Task objective:
Find the lines with the string "parolla" and return them.

##### Record list #####

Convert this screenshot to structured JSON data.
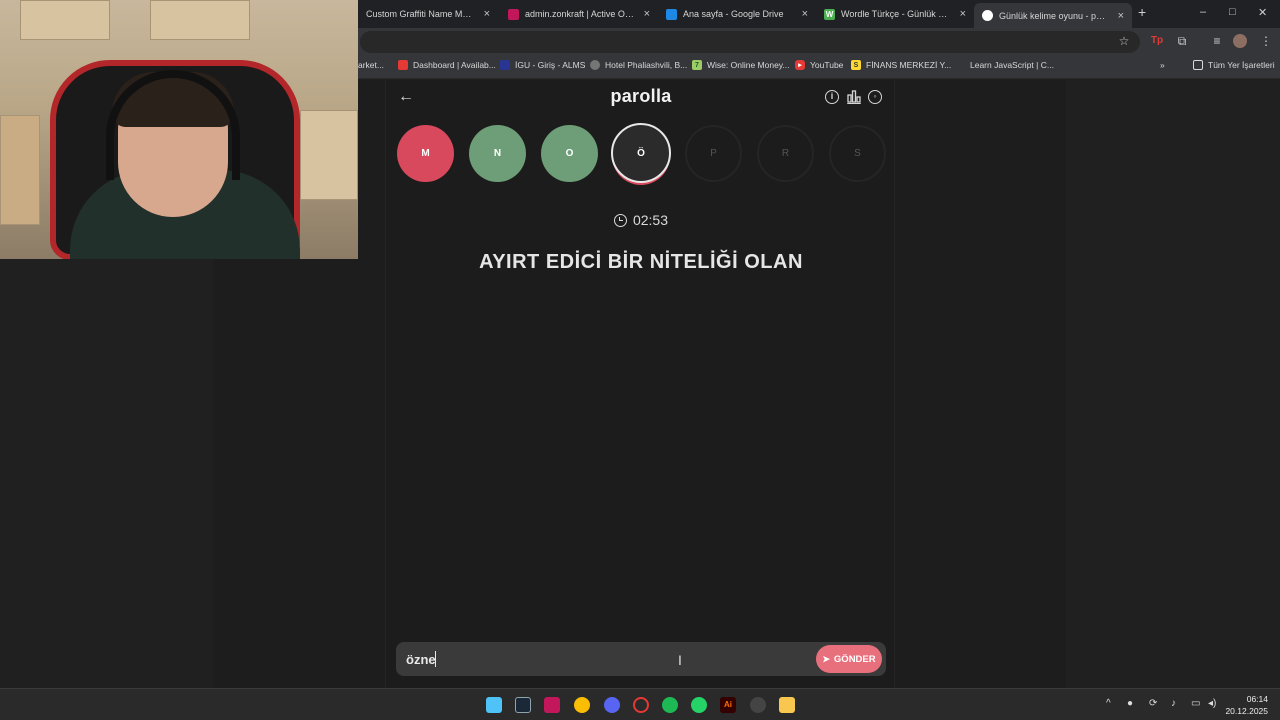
{
  "browser": {
    "tabs": [
      {
        "title": "Custom Graffiti Name Metal Si",
        "fav_color": "#888888"
      },
      {
        "title": "admin.zonkraft | Active Orders",
        "fav_color": "#c2185b"
      },
      {
        "title": "Ana sayfa - Google Drive",
        "fav_color": "#1e88e5"
      },
      {
        "title": "Wordle Türkçe - Günlük Kelime",
        "fav_color": "#4caf50"
      },
      {
        "title": "Günlük kelime oyunu - parolla",
        "fav_color": "#ffffff"
      }
    ],
    "new_tab": "+",
    "close": "×",
    "bookmarks": [
      {
        "label": "arket...",
        "fav_color": "#35363a"
      },
      {
        "label": "Dashboard | Availab...",
        "fav_color": "#e53935"
      },
      {
        "label": "İGU - Giriş - ALMS",
        "fav_color": "#3949ab"
      },
      {
        "label": "Hotel Phaliashvili, B...",
        "fav_color": "#757575"
      },
      {
        "label": "Wise: Online Money...",
        "fav_color": "#9ccc65"
      },
      {
        "label": "YouTube",
        "fav_color": "#e53935"
      },
      {
        "label": "FİNANS MERKEZİ Y...",
        "fav_color": "#fdd835"
      },
      {
        "label": "Learn JavaScript | C...",
        "fav_color": "#35363a"
      },
      {
        "label": "Tüm Yer İşaretleri",
        "fav_color": "#35363a"
      }
    ]
  },
  "game": {
    "logo": "parolla",
    "letters": [
      {
        "char": "M",
        "state": "red"
      },
      {
        "char": "N",
        "state": "green"
      },
      {
        "char": "O",
        "state": "green"
      },
      {
        "char": "Ö",
        "state": "current"
      },
      {
        "char": "P",
        "state": "pending"
      },
      {
        "char": "R",
        "state": "pending"
      },
      {
        "char": "S",
        "state": "pending"
      }
    ],
    "timer": "02:53",
    "clue": "AYIRT EDİCİ BİR NİTELİĞİ OLAN",
    "answer_value": "özne",
    "send_label": "GÖNDER"
  },
  "colors": {
    "red": "#d9495d",
    "green": "#6d9e77",
    "send": "#e8707d"
  },
  "taskbar": {
    "time": "06:14",
    "date": "20.12.2025"
  }
}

#####

Answer for this exercise:
        "title": "Günlük kelime oyunu - parolla",
    "logo": "parolla",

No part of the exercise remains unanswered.